--- BEGIN ---

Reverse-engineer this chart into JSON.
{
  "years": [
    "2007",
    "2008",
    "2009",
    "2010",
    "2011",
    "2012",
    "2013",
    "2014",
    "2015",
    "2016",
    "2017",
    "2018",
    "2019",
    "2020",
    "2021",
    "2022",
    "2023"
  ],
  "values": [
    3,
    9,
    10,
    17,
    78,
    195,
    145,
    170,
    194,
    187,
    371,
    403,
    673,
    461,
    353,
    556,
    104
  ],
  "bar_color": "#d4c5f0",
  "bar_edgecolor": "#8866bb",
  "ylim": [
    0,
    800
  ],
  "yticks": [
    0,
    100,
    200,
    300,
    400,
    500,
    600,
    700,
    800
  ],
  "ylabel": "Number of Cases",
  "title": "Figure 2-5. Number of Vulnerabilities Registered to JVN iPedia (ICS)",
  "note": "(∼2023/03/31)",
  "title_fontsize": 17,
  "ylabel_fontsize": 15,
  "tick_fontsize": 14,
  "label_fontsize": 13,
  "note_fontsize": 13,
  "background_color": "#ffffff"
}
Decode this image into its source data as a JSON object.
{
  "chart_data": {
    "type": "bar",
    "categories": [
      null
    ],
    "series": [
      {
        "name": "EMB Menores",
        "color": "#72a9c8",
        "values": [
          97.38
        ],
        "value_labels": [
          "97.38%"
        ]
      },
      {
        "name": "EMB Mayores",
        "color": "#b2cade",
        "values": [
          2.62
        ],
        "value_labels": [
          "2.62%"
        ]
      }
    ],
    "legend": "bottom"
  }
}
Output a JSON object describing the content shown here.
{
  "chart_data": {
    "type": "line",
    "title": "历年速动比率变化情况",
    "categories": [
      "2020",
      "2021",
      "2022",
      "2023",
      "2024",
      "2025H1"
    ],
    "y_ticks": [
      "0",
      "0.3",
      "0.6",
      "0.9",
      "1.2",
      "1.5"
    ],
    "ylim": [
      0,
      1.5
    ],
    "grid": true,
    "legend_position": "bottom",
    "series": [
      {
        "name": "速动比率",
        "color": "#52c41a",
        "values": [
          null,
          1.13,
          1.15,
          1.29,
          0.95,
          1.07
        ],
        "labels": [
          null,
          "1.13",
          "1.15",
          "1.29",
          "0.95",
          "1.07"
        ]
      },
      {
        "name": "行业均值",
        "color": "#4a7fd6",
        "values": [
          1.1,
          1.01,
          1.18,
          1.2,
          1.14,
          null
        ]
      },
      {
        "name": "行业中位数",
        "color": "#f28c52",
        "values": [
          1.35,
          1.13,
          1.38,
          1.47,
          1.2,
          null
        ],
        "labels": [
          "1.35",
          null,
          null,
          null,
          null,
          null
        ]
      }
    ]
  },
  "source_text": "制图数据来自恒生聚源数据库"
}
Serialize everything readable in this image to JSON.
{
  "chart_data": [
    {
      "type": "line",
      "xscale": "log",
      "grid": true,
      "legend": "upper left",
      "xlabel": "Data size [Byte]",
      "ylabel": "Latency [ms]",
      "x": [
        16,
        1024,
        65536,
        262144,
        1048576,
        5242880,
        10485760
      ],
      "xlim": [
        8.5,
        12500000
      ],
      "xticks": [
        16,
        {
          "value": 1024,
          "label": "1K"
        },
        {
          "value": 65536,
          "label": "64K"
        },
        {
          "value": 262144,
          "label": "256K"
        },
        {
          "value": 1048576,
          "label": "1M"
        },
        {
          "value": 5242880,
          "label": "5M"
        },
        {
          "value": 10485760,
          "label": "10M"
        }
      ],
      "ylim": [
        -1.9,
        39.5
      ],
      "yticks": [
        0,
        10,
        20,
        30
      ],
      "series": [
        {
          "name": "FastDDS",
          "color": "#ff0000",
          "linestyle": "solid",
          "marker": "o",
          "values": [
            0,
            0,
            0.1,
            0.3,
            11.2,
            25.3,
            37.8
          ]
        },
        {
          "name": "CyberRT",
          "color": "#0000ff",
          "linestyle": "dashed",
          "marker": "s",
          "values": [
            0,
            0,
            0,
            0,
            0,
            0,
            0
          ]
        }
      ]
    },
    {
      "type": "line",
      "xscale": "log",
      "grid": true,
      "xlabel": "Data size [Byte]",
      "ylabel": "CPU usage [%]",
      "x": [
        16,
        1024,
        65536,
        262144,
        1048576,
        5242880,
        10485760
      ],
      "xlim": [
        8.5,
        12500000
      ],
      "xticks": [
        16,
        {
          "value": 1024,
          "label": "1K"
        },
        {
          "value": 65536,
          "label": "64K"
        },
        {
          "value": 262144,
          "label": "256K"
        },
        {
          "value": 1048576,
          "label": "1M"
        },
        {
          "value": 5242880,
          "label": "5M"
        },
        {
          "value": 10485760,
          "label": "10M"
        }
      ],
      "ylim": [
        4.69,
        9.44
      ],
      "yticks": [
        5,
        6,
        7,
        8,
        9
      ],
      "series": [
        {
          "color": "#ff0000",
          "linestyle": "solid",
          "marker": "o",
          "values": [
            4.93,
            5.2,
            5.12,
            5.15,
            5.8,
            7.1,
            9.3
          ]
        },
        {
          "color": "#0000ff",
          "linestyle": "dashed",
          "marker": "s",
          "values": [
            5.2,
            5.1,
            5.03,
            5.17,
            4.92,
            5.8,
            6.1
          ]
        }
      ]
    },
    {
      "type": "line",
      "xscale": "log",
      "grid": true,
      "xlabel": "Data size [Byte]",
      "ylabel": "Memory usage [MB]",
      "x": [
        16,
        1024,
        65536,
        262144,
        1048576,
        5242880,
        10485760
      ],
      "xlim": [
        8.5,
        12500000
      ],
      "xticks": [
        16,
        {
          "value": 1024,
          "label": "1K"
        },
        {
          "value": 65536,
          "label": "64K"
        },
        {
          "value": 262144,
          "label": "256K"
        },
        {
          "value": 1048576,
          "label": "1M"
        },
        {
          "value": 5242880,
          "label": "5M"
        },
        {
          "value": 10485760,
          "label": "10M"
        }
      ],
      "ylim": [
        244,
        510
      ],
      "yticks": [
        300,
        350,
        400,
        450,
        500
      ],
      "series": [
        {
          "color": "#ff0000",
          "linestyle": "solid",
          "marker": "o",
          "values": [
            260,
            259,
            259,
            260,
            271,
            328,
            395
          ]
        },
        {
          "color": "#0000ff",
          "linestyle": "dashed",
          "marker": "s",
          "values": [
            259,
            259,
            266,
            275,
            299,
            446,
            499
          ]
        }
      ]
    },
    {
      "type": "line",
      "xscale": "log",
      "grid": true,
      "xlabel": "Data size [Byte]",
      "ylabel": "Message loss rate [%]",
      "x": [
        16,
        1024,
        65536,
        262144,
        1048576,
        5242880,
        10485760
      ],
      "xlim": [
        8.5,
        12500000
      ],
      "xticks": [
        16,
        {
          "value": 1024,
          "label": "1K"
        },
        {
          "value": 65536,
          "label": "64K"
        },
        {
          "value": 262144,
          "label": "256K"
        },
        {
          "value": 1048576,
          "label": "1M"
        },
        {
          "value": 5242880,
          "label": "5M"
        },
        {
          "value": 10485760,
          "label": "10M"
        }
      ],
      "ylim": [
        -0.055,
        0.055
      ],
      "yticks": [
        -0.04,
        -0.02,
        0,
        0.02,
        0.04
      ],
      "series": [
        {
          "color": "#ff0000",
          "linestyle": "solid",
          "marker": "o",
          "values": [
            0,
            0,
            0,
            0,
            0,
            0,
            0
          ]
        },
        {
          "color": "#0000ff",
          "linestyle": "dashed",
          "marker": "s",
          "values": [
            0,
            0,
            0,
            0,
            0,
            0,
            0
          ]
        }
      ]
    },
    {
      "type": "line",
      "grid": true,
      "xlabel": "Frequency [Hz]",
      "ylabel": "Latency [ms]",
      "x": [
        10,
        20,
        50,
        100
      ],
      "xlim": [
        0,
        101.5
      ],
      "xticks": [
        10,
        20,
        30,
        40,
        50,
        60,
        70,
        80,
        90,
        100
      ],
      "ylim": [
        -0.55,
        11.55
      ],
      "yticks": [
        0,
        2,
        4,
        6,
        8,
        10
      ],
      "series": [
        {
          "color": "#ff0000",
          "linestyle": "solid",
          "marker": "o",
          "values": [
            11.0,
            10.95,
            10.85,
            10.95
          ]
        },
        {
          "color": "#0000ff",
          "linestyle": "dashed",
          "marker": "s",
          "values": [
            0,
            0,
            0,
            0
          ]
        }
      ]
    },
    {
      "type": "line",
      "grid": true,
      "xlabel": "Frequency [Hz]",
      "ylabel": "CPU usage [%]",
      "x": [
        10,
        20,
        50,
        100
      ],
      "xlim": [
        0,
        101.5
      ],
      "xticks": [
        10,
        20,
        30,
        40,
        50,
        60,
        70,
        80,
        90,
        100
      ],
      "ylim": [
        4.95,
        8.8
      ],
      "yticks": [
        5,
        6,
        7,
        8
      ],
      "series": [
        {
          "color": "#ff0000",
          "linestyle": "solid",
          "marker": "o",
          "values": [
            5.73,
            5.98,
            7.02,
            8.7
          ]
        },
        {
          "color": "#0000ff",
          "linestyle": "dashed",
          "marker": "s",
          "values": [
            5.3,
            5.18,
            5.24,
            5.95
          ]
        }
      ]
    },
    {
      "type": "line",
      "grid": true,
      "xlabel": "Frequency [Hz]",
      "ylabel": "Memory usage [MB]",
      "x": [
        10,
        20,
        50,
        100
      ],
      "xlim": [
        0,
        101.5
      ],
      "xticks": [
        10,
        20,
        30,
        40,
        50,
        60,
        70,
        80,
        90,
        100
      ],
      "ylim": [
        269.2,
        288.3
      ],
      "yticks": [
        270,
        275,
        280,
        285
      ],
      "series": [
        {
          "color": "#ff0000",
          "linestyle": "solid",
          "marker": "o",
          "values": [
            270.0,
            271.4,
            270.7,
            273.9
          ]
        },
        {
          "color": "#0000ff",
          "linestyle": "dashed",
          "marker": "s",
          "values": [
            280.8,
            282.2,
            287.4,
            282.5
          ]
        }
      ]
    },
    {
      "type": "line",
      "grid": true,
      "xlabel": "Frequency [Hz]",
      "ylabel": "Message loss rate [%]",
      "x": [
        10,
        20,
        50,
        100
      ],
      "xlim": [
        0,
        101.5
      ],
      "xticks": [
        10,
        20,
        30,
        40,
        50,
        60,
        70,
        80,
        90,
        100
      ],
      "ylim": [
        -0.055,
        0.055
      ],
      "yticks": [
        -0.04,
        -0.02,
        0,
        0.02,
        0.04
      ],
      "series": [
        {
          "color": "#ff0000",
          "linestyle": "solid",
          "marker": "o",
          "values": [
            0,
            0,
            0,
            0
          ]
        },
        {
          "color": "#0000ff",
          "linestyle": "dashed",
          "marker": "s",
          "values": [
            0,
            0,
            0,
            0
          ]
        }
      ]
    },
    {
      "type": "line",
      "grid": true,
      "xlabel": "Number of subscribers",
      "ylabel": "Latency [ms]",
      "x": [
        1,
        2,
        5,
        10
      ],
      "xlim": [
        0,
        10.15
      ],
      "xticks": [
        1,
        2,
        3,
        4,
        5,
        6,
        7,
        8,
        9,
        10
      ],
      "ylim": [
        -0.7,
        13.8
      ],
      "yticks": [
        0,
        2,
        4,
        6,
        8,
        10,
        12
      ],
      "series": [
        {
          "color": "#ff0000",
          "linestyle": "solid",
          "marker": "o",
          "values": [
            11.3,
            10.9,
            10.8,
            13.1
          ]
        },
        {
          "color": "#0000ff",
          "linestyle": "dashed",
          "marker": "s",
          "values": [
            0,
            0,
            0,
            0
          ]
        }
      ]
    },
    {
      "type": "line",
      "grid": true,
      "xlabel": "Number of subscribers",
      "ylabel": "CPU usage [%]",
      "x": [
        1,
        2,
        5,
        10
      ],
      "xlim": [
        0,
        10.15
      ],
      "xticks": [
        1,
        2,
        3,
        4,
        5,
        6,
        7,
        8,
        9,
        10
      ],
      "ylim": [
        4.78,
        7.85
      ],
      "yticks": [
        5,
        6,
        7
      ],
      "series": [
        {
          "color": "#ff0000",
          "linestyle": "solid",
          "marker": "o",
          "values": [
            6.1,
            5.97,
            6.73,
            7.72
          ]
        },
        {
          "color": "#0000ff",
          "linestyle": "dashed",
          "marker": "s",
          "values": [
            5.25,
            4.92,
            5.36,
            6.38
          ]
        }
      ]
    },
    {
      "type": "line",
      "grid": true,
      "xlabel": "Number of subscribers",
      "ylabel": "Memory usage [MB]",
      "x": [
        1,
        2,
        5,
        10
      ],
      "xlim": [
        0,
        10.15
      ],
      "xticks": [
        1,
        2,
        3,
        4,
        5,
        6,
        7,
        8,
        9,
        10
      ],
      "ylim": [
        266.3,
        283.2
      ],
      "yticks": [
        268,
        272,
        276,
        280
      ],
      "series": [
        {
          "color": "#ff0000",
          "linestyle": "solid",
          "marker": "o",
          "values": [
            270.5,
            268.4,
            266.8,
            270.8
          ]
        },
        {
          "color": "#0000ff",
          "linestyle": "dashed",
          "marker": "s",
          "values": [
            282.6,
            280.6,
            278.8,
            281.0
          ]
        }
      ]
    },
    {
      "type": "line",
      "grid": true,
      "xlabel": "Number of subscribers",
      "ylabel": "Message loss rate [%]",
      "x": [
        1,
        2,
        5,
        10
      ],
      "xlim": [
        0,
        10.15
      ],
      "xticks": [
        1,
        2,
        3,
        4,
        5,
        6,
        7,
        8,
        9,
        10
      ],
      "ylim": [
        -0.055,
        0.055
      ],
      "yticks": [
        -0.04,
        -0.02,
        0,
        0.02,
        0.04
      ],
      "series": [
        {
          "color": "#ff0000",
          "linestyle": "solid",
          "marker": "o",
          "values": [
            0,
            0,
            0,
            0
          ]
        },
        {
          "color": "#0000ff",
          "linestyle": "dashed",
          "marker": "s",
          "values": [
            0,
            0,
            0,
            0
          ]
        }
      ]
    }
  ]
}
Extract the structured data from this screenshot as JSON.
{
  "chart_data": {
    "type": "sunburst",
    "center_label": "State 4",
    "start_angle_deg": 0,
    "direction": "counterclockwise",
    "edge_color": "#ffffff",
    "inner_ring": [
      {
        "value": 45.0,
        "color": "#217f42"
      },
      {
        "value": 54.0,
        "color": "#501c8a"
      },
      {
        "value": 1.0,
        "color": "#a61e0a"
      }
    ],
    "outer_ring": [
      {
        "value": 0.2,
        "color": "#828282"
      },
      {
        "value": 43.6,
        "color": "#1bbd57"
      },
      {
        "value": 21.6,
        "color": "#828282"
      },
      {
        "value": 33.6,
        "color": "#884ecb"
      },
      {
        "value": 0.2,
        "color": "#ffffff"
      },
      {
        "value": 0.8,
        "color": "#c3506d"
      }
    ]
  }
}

--- END ---

Instructions to follow – What number of lines in the records contain the word "this"? Answer with that number alone.

In response – 4